(Saved data entries)
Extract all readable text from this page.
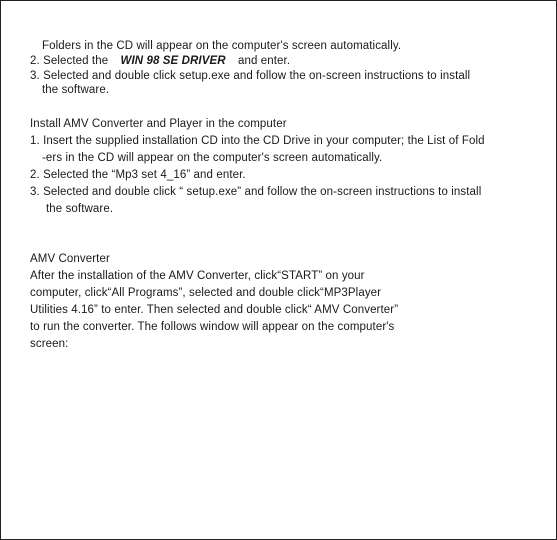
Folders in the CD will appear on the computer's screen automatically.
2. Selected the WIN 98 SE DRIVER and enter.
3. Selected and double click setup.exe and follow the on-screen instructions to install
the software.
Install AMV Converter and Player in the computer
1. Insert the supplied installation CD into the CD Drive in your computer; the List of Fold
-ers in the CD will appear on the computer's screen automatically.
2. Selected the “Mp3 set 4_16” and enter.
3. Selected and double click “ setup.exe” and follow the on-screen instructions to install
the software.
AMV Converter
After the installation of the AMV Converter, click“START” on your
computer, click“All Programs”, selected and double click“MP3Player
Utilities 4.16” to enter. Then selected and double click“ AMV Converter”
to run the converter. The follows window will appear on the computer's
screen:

SHORT PROBLEM:
Word for word, quote the lines above. Omit the pictures.

THE COMPLETED TASK:
Extract all readable text from this page.
Folders in the CD will appear on the computer's screen automatically.
2. Selected the WIN 98 SE DRIVER and enter.
3. Selected and double click setup.exe and follow the on-screen instructions to install
the software.
Install AMV Converter and Player in the computer
1. Insert the supplied installation CD into the CD Drive in your computer; the List of Fold
-ers in the CD will appear on the computer's screen automatically.
2. Selected the “Mp3 set 4_16” and enter.
3. Selected and double click “ setup.exe” and follow the on-screen instructions to install
the software.
AMV Converter
After the installation of the AMV Converter, click“START” on your
computer, click“All Programs”, selected and double click“MP3Player
Utilities 4.16” to enter. Then selected and double click“ AMV Converter”
to run the converter. The follows window will appear on the computer's
screen:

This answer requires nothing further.